## What this task involves
Copy each line exactly. Leave nothing out.

** Start of Data for processing **

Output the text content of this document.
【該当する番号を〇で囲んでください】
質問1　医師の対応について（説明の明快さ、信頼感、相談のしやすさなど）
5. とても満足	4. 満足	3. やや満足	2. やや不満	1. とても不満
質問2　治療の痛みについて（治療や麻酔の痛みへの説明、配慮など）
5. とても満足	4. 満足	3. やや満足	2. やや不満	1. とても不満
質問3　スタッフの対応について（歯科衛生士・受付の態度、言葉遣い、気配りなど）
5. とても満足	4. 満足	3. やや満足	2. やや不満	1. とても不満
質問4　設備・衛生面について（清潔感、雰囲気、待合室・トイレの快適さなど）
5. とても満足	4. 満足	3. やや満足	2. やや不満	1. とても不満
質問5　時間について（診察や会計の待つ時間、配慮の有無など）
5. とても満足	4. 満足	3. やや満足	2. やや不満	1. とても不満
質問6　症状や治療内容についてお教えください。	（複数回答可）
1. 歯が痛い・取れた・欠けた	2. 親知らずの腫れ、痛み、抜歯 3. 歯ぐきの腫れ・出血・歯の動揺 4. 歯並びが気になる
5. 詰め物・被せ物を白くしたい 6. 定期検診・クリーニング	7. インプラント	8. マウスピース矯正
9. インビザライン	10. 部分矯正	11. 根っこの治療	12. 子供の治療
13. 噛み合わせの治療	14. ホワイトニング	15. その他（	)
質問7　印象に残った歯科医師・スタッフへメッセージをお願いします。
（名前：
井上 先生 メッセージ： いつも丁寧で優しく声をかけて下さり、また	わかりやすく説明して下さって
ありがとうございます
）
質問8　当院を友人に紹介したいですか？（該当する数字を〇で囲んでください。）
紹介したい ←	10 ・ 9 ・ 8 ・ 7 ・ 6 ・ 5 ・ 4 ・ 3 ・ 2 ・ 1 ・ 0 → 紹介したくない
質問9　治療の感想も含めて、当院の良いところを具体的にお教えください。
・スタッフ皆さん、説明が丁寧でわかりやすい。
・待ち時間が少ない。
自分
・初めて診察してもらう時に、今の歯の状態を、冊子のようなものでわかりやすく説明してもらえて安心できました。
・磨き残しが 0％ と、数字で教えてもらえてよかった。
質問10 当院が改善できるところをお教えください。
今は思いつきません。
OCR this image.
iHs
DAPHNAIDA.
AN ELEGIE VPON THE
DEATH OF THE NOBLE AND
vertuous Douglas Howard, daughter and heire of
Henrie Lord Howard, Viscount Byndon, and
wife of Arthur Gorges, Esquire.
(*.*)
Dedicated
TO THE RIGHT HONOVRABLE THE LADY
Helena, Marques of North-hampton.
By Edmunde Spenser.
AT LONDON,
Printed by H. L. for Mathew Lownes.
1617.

** End of Data for processing **

## Answer in full
Output the text content of this document.
【該当する番号を〇で囲んでください】
質問1　医師の対応について（説明の明快さ、信頼感、相談のしやすさなど）
5. とても満足	4. 満足	3. やや満足	2. やや不満	1. とても不満
質問2　治療の痛みについて（治療や麻酔の痛みへの説明、配慮など）
5. とても満足	4. 満足	3. やや満足	2. やや不満	1. とても不満
質問3　スタッフの対応について（歯科衛生士・受付の態度、言葉遣い、気配りなど）
5. とても満足	4. 満足	3. やや満足	2. やや不満	1. とても不満
質問4　設備・衛生面について（清潔感、雰囲気、待合室・トイレの快適さなど）
5. とても満足	4. 満足	3. やや満足	2. やや不満	1. とても不満
質問5　時間について（診察や会計の待つ時間、配慮の有無など）
5. とても満足	4. 満足	3. やや満足	2. やや不満	1. とても不満
質問6　症状や治療内容についてお教えください。	（複数回答可）
1. 歯が痛い・取れた・欠けた	2. 親知らずの腫れ、痛み、抜歯 3. 歯ぐきの腫れ・出血・歯の動揺 4. 歯並びが気になる
5. 詰め物・被せ物を白くしたい 6. 定期検診・クリーニング	7. インプラント	8. マウスピース矯正
9. インビザライン	10. 部分矯正	11. 根っこの治療	12. 子供の治療
13. 噛み合わせの治療	14. ホワイトニング	15. その他（	)
質問7　印象に残った歯科医師・スタッフへメッセージをお願いします。
（名前：
井上 先生 メッセージ： いつも丁寧で優しく声をかけて下さり、また	わかりやすく説明して下さって
ありがとうございます
）
質問8　当院を友人に紹介したいですか？（該当する数字を〇で囲んでください。）
紹介したい ←	10 ・ 9 ・ 8 ・ 7 ・ 6 ・ 5 ・ 4 ・ 3 ・ 2 ・ 1 ・ 0 → 紹介したくない
質問9　治療の感想も含めて、当院の良いところを具体的にお教えください。
・スタッフ皆さん、説明が丁寧でわかりやすい。
・待ち時間が少ない。
自分
・初めて診察してもらう時に、今の歯の状態を、冊子のようなものでわかりやすく説明してもらえて安心できました。
・磨き残しが 0％ と、数字で教えてもらえてよかった。
質問10 当院が改善できるところをお教えください。
今は思いつきません。
OCR this image.
iHs
DAPHNAIDA.
AN ELEGIE VPON THE
DEATH OF THE NOBLE AND
vertuous Douglas Howard, daughter and heire of
Henrie Lord Howard, Viscount Byndon, and
wife of Arthur Gorges, Esquire.
(*.*)
Dedicated
TO THE RIGHT HONOVRABLE THE LADY
Helena, Marques of North-hampton.
By Edmunde Spenser.
AT LONDON,
Printed by H. L. for Mathew Lownes.
1617.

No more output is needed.